| DATA ROWS |

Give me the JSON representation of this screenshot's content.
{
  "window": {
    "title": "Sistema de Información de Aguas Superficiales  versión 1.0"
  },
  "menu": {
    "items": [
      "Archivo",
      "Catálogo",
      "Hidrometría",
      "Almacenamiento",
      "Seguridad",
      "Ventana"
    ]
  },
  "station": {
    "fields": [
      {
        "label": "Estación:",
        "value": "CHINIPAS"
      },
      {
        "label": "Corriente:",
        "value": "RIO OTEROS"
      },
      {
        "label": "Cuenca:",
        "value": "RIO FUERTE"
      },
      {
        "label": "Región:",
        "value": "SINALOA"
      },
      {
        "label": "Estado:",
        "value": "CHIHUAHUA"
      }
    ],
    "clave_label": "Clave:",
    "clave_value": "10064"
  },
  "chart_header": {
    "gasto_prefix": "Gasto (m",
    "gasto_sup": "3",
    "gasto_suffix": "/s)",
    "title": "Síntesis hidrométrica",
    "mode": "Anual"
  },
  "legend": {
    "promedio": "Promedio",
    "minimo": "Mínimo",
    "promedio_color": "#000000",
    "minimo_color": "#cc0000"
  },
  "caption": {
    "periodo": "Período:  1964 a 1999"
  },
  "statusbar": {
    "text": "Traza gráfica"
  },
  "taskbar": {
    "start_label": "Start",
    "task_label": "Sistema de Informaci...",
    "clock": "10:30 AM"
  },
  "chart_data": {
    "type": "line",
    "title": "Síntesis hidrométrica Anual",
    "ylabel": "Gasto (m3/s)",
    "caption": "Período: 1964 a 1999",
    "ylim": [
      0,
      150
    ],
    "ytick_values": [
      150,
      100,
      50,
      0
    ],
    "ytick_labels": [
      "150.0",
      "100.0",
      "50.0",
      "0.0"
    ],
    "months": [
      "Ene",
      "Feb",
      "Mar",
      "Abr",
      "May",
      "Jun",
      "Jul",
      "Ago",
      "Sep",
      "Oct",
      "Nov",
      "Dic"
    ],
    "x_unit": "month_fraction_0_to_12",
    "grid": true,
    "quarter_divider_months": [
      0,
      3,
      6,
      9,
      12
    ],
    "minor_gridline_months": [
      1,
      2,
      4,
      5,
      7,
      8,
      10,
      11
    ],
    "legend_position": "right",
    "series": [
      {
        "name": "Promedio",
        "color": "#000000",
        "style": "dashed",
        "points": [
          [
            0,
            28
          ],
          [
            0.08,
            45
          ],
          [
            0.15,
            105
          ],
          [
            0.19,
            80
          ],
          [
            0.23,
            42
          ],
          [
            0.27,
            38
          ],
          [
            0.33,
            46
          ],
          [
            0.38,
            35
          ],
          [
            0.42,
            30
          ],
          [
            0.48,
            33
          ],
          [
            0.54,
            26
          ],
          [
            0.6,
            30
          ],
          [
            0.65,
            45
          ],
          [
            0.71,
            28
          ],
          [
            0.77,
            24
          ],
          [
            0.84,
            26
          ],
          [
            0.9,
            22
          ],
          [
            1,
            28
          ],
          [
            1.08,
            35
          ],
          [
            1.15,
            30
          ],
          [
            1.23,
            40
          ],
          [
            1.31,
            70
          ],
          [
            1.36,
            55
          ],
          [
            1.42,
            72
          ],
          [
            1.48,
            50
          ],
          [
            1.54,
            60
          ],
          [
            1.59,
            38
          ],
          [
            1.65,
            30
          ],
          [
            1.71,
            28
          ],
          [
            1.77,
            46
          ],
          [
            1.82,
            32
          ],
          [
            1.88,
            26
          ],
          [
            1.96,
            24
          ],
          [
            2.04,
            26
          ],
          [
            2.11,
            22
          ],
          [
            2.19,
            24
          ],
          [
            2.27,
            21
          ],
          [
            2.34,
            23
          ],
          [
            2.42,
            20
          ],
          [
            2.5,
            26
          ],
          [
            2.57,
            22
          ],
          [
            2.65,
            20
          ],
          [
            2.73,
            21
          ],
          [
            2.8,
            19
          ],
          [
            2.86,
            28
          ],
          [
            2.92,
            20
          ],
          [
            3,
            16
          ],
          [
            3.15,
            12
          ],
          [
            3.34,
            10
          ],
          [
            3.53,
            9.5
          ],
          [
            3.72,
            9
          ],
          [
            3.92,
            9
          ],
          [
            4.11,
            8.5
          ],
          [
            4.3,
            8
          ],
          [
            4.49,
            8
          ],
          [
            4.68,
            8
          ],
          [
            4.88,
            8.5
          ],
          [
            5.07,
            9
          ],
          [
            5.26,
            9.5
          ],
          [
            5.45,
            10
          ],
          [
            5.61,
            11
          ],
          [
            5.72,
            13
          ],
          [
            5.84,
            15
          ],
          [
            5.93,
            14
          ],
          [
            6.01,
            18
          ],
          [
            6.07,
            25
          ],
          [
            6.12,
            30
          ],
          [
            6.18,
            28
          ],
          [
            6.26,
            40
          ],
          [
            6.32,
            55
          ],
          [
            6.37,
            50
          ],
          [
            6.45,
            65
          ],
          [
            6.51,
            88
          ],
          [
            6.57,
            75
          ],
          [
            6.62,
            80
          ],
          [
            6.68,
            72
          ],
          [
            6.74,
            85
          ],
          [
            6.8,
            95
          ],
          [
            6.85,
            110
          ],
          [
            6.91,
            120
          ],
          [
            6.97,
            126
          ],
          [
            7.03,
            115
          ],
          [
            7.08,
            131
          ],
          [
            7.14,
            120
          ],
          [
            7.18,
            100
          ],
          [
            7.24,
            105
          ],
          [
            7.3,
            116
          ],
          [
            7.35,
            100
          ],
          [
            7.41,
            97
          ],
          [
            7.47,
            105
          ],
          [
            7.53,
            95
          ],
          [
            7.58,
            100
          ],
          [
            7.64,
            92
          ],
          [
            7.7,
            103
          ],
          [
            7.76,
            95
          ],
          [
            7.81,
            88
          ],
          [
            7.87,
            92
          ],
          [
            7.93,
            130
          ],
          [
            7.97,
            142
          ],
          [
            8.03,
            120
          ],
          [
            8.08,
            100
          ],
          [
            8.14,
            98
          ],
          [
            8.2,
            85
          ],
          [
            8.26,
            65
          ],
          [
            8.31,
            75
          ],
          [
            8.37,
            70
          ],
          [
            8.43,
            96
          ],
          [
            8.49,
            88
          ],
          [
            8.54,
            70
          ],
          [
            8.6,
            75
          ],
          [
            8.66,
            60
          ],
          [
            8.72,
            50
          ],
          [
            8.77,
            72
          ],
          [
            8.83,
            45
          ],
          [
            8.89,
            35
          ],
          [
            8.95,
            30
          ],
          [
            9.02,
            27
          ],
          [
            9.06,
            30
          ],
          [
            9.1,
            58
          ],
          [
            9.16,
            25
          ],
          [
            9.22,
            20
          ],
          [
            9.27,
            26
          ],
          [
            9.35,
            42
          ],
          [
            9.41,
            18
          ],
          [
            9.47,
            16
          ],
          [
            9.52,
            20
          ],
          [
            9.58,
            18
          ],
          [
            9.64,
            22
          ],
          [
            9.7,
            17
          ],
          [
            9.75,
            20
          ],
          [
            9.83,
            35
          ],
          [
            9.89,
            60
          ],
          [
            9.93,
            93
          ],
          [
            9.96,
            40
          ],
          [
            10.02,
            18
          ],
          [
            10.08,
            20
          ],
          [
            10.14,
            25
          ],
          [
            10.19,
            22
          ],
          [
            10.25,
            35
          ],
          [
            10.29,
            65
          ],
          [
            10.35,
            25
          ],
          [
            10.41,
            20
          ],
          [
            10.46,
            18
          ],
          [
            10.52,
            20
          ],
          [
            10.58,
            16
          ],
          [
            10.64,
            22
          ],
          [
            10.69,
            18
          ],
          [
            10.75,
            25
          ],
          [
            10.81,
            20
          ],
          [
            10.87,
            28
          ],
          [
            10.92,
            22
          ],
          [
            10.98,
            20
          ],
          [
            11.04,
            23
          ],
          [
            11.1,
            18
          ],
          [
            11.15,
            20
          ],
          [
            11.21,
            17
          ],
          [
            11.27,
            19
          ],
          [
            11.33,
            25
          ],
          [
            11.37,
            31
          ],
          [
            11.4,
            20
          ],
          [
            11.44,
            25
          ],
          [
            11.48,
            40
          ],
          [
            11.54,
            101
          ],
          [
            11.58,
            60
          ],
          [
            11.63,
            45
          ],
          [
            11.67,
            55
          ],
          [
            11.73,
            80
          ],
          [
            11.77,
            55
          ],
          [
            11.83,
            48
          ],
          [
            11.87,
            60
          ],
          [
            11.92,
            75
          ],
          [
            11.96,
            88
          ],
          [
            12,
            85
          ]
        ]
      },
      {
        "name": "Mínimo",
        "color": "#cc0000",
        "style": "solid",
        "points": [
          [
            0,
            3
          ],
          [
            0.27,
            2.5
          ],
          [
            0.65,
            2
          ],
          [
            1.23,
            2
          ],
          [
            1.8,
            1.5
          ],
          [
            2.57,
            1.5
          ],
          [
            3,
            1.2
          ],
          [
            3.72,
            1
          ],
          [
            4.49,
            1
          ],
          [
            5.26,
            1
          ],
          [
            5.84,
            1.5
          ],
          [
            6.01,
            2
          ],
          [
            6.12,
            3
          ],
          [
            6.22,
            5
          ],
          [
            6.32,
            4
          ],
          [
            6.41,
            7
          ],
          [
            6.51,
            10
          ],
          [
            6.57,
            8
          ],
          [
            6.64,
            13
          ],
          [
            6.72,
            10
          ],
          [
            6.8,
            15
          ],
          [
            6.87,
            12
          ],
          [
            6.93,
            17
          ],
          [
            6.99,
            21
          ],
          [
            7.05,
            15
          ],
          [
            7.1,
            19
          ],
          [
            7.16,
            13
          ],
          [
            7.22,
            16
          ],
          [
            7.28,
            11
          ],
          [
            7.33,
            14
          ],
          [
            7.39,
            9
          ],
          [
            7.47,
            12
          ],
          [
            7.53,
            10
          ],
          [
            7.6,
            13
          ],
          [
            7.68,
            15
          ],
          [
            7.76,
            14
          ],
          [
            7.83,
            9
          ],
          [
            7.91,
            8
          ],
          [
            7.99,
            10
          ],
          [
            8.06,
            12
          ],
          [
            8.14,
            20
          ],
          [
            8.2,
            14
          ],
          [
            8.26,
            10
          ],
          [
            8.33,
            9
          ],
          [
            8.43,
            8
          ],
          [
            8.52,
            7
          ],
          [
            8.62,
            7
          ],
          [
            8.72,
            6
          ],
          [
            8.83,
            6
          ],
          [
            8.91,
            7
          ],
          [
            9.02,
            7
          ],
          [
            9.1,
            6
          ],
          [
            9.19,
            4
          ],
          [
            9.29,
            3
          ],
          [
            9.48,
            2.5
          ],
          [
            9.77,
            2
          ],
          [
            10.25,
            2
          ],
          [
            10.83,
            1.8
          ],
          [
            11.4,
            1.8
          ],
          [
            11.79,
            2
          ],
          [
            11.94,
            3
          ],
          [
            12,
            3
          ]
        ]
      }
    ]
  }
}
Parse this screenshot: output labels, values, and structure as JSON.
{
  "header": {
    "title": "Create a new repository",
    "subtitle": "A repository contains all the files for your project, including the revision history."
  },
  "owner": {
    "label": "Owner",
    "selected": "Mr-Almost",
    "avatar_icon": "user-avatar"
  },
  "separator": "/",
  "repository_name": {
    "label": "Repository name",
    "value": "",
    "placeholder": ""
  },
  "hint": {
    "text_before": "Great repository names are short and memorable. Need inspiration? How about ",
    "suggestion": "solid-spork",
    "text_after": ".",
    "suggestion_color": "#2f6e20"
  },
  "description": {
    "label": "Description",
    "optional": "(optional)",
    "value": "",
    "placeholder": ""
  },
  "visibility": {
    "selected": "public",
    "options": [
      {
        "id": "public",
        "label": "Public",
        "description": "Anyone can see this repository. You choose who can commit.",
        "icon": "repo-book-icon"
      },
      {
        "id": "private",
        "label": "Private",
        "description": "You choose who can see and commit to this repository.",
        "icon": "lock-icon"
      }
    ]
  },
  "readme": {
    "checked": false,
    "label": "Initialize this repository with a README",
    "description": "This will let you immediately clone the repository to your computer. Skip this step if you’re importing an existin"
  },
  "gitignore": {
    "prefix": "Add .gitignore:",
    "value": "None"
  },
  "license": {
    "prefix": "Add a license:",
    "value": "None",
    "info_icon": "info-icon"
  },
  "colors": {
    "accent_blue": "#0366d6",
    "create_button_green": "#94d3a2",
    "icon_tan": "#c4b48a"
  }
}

| SHORT PROBLEM |
Find the lines containing "Período" and pull them out.

| FINISHED TASK |
    "periodo": "Período:  1964 a 1999"
    "caption": "Período: 1964 a 1999",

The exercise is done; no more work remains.